Task instructions ->
Identify and pull out each line of the entries in which "Reduce" occurs.

Provided records ->
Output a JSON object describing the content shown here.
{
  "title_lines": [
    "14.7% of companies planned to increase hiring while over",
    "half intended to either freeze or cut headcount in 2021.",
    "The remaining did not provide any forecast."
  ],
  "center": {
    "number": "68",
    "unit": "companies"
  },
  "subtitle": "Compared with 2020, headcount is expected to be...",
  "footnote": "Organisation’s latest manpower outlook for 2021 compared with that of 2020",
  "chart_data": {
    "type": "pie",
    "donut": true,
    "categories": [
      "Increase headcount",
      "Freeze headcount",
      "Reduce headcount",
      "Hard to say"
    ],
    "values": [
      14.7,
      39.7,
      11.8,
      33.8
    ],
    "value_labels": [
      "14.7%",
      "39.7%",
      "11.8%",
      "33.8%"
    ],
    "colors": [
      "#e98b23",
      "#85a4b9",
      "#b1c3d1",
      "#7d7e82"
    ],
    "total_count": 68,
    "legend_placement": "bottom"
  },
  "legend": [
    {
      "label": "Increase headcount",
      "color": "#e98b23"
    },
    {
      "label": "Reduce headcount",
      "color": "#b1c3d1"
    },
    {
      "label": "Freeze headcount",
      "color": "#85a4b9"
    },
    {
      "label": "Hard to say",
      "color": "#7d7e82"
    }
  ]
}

Result for this task ->
      "Reduce headcount",
      "label": "Reduce headcount",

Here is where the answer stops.